<<<<

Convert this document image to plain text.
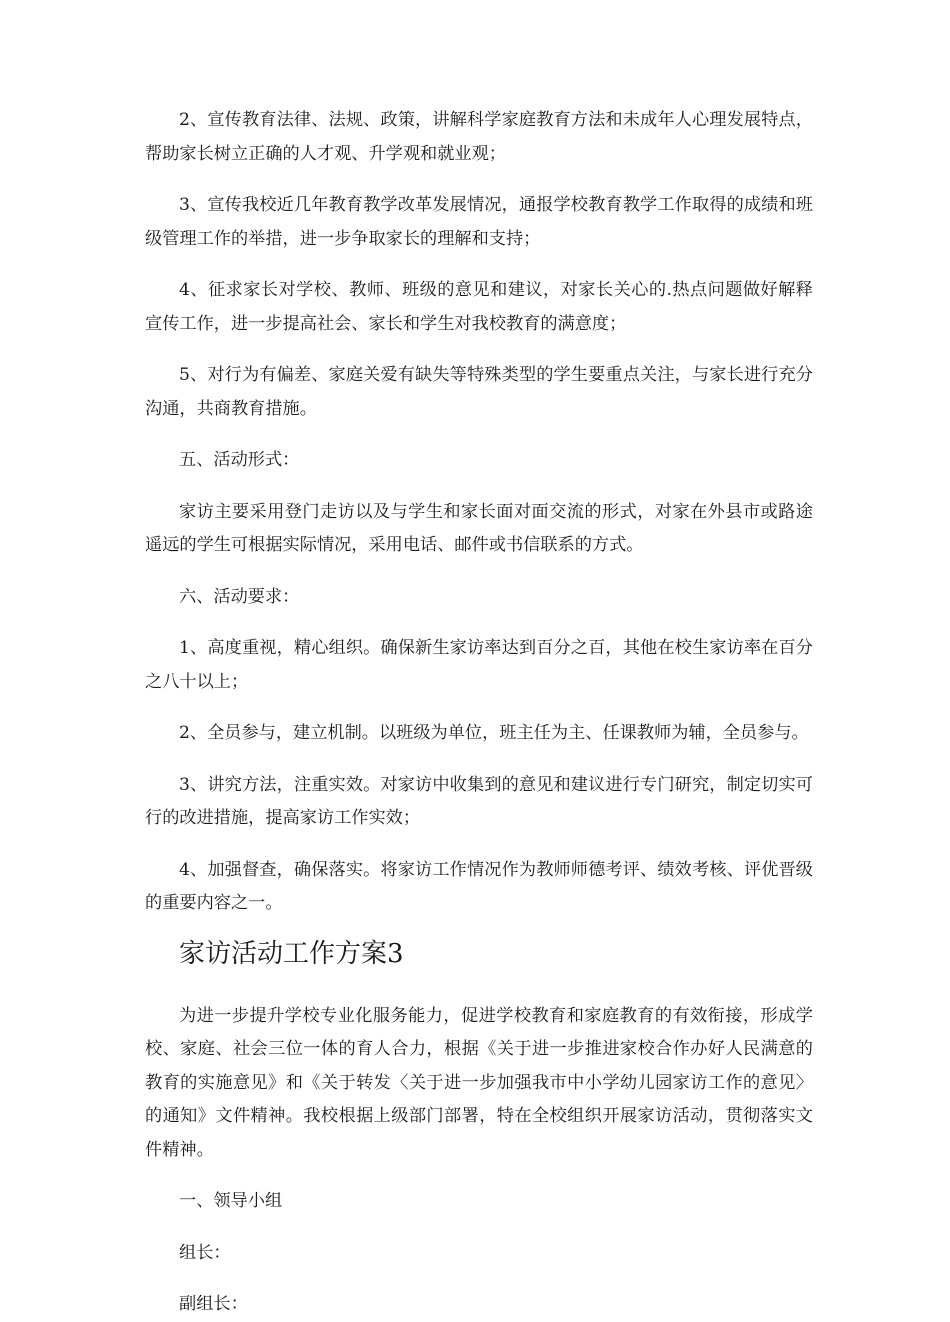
2、宣传教育法律、法规、政策，讲解科学家庭教育方法和未成年人心理发展特点，帮助家长树立正确的人才观、升学观和就业观；

3、宣传我校近几年教育教学改革发展情况，通报学校教育教学工作取得的成绩和班级管理工作的举措，进一步争取家长的理解和支持；

4、征求家长对学校、教师、班级的意见和建议，对家长关心的.热点问题做好解释宣传工作，进一步提高社会、家长和学生对我校教育的满意度；

5、对行为有偏差、家庭关爱有缺失等特殊类型的学生要重点关注，与家长进行充分沟通，共商教育措施。

五、活动形式：

家访主要采用登门走访以及与学生和家长面对面交流的形式，对家在外县市或路途遥远的学生可根据实际情况，采用电话、邮件或书信联系的方式。

六、活动要求：

1、高度重视，精心组织。确保新生家访率达到百分之百，其他在校生家访率在百分之八十以上；

2、全员参与，建立机制。以班级为单位，班主任为主、任课教师为辅，全员参与。

3、讲究方法，注重实效。对家访中收集到的意见和建议进行专门研究，制定切实可行的改进措施，提高家访工作实效；

4、加强督查，确保落实。将家访工作情况作为教师师德考评、绩效考核、评优晋级的重要内容之一。

家访活动工作方案3

为进一步提升学校专业化服务能力，促进学校教育和家庭教育的有效衔接，形成学校、家庭、社会三位一体的育人合力，根据《关于进一步推进家校合作办好人民满意的教育的实施意见》和《关于转发〈关于进一步加强我市中小学幼儿园家访工作的意见〉的通知》文件精神。我校根据上级部门部署，特在全校组织开展家访活动，贯彻落实文件精神。

一、领导小组

组长：

副组长：
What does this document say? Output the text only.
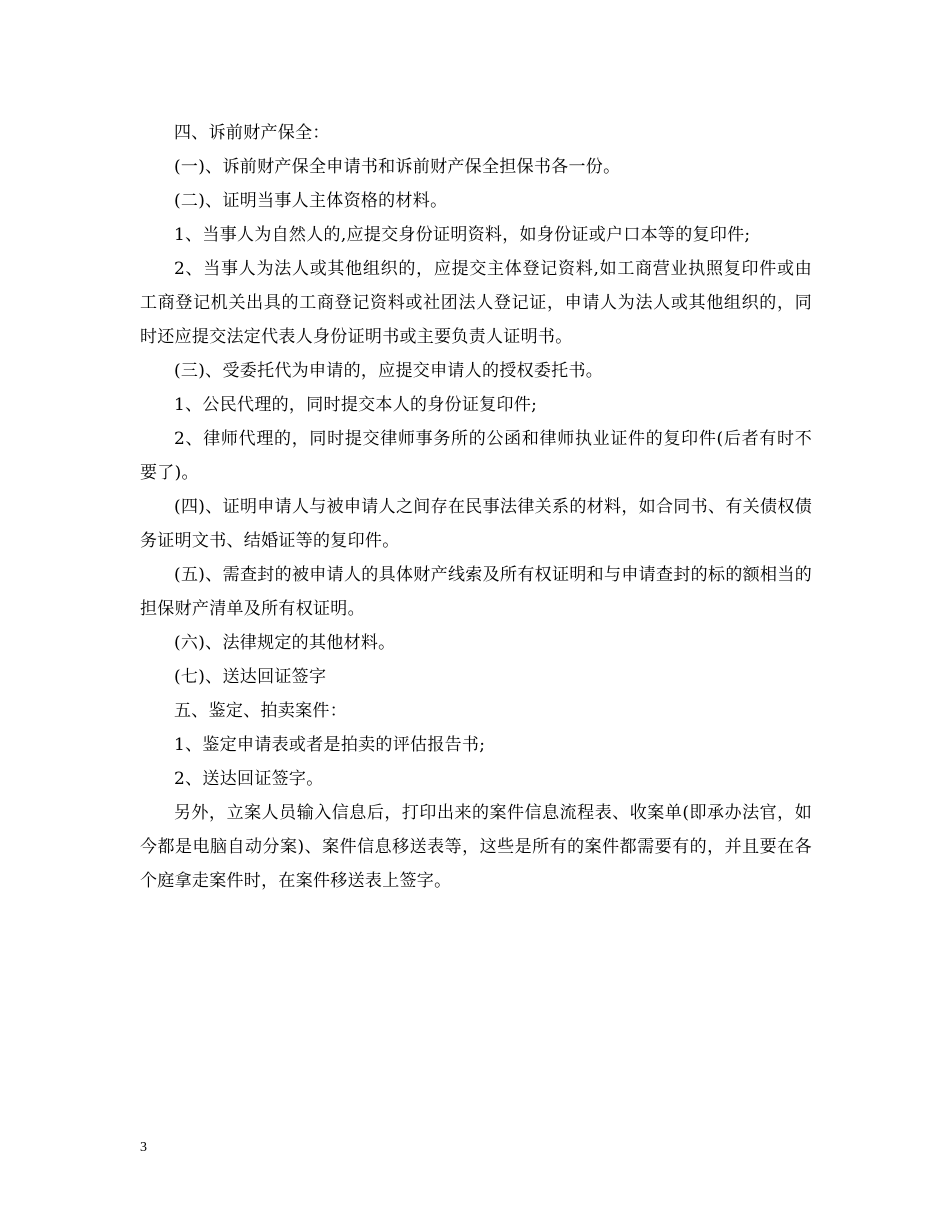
四、诉前财产保全：

(一)、诉前财产保全申请书和诉前财产保全担保书各一份。

(二)、证明当事人主体资格的材料。

1、当事人为自然人的,应提交身份证明资料，如身份证或户口本等的复印件;

2、当事人为法人或其他组织的，应提交主体登记资料,如工商营业执照复印件或由工商登记机关出具的工商登记资料或社团法人登记证，申请人为法人或其他组织的，同时还应提交法定代表人身份证明书或主要负责人证明书。

(三)、受委托代为申请的，应提交申请人的授权委托书。

1、公民代理的，同时提交本人的身份证复印件;

2、律师代理的，同时提交律师事务所的公函和律师执业证件的复印件(后者有时不要了)。

(四)、证明申请人与被申请人之间存在民事法律关系的材料，如合同书、有关债权债务证明文书、结婚证等的复印件。

(五)、需查封的被申请人的具体财产线索及所有权证明和与申请查封的标的额相当的担保财产清单及所有权证明。

(六)、法律规定的其他材料。

(七)、送达回证签字

五、鉴定、拍卖案件：

1、鉴定申请表或者是拍卖的评估报告书;

2、送达回证签字。

另外，立案人员输入信息后，打印出来的案件信息流程表、收案单(即承办法官，如今都是电脑自动分案)、案件信息移送表等，这些是所有的案件都需要有的，并且要在各个庭拿走案件时，在案件移送表上签字。

3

>>>>

What is being asked
Leave out the pictures and print every line of the data exactly.

The output
Convert this document image to plain text.
2、宣传教育法律、法规、政策，讲解科学家庭教育方法和未成年人心理发展特点，帮助家长树立正确的人才观、升学观和就业观；

3、宣传我校近几年教育教学改革发展情况，通报学校教育教学工作取得的成绩和班级管理工作的举措，进一步争取家长的理解和支持；

4、征求家长对学校、教师、班级的意见和建议，对家长关心的.热点问题做好解释宣传工作，进一步提高社会、家长和学生对我校教育的满意度；

5、对行为有偏差、家庭关爱有缺失等特殊类型的学生要重点关注，与家长进行充分沟通，共商教育措施。

五、活动形式：

家访主要采用登门走访以及与学生和家长面对面交流的形式，对家在外县市或路途遥远的学生可根据实际情况，采用电话、邮件或书信联系的方式。

六、活动要求：

1、高度重视，精心组织。确保新生家访率达到百分之百，其他在校生家访率在百分之八十以上；

2、全员参与，建立机制。以班级为单位，班主任为主、任课教师为辅，全员参与。

3、讲究方法，注重实效。对家访中收集到的意见和建议进行专门研究，制定切实可行的改进措施，提高家访工作实效；

4、加强督查，确保落实。将家访工作情况作为教师师德考评、绩效考核、评优晋级的重要内容之一。

家访活动工作方案3

为进一步提升学校专业化服务能力，促进学校教育和家庭教育的有效衔接，形成学校、家庭、社会三位一体的育人合力，根据《关于进一步推进家校合作办好人民满意的教育的实施意见》和《关于转发〈关于进一步加强我市中小学幼儿园家访工作的意见〉的通知》文件精神。我校根据上级部门部署，特在全校组织开展家访活动，贯彻落实文件精神。

一、领导小组

组长：

副组长：
What does this document say? Output the text only.
四、诉前财产保全：

(一)、诉前财产保全申请书和诉前财产保全担保书各一份。

(二)、证明当事人主体资格的材料。

1、当事人为自然人的,应提交身份证明资料，如身份证或户口本等的复印件;

2、当事人为法人或其他组织的，应提交主体登记资料,如工商营业执照复印件或由工商登记机关出具的工商登记资料或社团法人登记证，申请人为法人或其他组织的，同时还应提交法定代表人身份证明书或主要负责人证明书。

(三)、受委托代为申请的，应提交申请人的授权委托书。

1、公民代理的，同时提交本人的身份证复印件;

2、律师代理的，同时提交律师事务所的公函和律师执业证件的复印件(后者有时不要了)。

(四)、证明申请人与被申请人之间存在民事法律关系的材料，如合同书、有关债权债务证明文书、结婚证等的复印件。

(五)、需查封的被申请人的具体财产线索及所有权证明和与申请查封的标的额相当的担保财产清单及所有权证明。

(六)、法律规定的其他材料。

(七)、送达回证签字

五、鉴定、拍卖案件：

1、鉴定申请表或者是拍卖的评估报告书;

2、送达回证签字。

另外，立案人员输入信息后，打印出来的案件信息流程表、收案单(即承办法官，如今都是电脑自动分案)、案件信息移送表等，这些是所有的案件都需要有的，并且要在各个庭拿走案件时，在案件移送表上签字。

3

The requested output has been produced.